(Part of a data file)
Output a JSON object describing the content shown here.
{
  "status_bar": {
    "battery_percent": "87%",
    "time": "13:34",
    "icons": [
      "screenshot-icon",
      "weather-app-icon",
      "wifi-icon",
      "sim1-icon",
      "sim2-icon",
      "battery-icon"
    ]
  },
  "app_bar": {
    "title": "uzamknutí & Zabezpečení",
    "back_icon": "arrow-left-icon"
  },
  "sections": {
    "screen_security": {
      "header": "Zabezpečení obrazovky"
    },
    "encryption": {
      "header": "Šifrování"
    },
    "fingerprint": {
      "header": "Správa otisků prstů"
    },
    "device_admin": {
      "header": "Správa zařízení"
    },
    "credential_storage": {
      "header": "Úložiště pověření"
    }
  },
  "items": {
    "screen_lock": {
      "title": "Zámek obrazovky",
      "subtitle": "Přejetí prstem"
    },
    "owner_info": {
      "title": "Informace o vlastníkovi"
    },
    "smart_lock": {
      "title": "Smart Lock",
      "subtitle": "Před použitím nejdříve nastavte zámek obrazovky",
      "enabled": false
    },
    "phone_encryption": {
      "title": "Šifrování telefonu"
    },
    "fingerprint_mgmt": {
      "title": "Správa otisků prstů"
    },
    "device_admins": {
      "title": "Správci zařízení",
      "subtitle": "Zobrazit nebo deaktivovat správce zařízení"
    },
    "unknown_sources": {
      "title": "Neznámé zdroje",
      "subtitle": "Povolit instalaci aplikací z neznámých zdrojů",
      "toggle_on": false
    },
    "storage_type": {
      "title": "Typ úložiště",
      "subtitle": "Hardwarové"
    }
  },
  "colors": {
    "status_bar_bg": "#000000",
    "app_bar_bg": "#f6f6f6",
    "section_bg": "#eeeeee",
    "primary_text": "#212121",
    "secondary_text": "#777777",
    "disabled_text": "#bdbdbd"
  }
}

◆ Exercise brief ◆
Extract each line from the listing that holds the word "zařízení".

◆ Response ◆
      "header": "Správa zařízení"
      "title": "Správci zařízení",
      "subtitle": "Zobrazit nebo deaktivovat správce zařízení"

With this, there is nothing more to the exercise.